TASK GOAL: Below are some records. Say how many of their lines contain the string "image", and give nothing but the number.

(Dataset items)
• • • • • • •
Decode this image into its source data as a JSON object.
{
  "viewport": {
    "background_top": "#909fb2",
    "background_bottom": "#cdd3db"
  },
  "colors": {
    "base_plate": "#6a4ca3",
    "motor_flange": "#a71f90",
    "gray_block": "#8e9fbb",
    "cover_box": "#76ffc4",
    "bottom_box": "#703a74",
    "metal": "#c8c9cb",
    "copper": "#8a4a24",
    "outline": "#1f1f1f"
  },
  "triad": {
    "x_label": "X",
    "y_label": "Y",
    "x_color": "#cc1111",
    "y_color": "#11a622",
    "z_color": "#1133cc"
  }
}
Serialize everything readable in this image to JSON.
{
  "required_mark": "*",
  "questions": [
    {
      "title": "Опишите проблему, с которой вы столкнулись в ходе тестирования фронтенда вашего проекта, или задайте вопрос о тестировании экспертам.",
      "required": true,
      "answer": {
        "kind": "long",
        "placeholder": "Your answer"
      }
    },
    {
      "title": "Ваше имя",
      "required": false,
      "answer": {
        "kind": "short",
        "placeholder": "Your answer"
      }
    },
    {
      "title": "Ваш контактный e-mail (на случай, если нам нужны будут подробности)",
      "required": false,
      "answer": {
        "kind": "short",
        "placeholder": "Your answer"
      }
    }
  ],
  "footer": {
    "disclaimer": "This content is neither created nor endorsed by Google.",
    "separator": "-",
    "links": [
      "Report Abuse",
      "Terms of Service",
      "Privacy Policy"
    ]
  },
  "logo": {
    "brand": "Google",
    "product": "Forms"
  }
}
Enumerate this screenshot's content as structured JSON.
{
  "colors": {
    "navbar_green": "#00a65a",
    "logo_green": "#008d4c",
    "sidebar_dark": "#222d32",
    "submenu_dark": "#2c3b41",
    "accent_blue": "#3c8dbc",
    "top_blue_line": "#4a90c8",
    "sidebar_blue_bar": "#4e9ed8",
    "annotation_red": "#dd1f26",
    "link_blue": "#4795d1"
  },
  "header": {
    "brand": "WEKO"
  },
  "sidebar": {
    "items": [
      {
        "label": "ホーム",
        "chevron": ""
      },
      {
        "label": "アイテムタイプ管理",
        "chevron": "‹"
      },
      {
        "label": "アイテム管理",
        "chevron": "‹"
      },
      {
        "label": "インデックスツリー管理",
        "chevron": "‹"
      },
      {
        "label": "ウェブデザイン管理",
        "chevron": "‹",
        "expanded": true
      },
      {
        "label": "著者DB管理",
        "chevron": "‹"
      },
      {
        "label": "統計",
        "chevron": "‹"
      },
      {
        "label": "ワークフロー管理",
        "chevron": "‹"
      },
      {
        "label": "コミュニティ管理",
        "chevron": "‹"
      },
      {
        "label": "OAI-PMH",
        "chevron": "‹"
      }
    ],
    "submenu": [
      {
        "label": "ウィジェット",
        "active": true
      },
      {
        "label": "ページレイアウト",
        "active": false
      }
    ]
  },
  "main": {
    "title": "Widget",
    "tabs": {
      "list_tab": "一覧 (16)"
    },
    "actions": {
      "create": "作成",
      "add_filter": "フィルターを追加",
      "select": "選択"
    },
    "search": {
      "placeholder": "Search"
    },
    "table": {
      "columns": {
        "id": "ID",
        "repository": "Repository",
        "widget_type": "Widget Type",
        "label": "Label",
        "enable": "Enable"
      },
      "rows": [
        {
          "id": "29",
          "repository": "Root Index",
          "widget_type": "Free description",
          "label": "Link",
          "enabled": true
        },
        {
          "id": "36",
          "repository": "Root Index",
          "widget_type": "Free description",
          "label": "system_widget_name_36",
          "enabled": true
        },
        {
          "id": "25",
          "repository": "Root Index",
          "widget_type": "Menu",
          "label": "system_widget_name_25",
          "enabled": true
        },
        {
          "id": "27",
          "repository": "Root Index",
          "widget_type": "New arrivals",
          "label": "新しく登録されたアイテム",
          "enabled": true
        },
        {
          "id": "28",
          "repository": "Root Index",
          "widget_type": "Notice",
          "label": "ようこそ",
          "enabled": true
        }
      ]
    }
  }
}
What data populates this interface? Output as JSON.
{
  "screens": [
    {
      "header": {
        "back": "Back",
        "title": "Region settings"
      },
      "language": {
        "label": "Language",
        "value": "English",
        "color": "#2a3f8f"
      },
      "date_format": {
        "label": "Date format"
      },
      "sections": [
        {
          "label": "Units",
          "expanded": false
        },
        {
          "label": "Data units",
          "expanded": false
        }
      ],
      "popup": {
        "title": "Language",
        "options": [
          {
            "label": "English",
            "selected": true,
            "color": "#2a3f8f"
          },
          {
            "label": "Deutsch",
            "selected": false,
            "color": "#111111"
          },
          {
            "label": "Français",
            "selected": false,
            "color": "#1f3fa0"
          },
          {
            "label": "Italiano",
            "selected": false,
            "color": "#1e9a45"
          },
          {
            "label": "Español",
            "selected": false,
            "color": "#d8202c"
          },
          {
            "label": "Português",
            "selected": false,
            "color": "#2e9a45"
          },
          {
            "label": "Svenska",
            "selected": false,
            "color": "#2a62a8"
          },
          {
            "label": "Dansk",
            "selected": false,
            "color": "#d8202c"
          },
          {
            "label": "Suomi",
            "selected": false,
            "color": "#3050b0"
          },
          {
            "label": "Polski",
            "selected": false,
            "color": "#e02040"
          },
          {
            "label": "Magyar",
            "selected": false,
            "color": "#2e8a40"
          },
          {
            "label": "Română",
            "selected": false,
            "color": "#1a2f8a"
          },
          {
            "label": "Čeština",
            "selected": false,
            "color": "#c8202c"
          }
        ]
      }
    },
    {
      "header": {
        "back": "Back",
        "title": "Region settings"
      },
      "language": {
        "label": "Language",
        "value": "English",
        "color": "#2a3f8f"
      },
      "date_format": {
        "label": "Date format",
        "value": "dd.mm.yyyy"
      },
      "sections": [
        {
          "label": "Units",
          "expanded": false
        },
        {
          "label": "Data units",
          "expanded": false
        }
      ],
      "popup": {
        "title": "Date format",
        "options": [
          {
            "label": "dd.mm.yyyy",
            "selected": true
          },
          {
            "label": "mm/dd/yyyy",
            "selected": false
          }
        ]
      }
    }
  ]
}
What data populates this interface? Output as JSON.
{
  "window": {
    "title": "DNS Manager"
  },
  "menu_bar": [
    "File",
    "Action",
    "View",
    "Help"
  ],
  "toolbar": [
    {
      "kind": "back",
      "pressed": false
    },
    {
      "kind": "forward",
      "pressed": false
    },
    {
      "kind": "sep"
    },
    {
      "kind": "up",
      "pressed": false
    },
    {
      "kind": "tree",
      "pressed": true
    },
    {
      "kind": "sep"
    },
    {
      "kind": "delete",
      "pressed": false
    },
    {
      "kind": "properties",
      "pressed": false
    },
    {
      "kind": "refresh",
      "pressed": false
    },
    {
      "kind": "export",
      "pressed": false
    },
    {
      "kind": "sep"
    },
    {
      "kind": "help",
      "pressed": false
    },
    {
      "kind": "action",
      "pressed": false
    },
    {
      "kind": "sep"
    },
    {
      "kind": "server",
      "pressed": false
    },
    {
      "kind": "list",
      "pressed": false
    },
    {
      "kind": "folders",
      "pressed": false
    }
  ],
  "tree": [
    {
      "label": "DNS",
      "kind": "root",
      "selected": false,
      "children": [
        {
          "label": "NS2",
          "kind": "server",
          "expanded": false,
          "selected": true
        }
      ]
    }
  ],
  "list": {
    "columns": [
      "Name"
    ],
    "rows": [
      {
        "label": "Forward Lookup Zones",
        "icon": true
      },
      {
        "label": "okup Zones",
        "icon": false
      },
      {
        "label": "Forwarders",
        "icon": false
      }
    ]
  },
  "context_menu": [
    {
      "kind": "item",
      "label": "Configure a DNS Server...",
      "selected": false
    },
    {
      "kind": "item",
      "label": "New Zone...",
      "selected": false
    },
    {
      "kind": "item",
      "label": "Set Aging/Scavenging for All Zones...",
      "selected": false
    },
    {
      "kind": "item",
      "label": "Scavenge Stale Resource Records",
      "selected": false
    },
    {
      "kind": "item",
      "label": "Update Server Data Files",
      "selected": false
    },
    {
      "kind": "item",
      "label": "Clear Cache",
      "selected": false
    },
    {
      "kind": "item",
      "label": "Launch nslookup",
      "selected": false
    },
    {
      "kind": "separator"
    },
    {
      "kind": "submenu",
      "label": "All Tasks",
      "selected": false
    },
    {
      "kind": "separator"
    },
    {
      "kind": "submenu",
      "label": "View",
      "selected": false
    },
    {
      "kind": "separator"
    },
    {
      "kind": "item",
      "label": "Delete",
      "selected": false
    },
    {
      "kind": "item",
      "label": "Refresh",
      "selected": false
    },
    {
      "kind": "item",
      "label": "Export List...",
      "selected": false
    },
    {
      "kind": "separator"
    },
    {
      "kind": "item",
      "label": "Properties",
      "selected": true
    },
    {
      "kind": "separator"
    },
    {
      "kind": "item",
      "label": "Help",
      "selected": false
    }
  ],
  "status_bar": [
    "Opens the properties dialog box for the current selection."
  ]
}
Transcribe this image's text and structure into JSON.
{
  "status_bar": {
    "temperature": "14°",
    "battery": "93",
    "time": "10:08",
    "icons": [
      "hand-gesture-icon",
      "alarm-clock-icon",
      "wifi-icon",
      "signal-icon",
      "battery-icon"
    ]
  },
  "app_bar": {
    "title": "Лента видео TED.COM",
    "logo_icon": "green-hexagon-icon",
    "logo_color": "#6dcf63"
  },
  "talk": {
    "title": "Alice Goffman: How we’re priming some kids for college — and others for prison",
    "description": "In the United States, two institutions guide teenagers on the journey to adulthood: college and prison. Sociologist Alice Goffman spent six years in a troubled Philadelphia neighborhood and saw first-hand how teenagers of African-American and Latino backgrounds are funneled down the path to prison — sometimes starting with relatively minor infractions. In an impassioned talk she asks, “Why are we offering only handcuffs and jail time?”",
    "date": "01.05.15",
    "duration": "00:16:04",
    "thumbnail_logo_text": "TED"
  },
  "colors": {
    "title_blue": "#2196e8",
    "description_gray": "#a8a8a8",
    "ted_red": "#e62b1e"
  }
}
• • • • • • •
SOLUTION: 3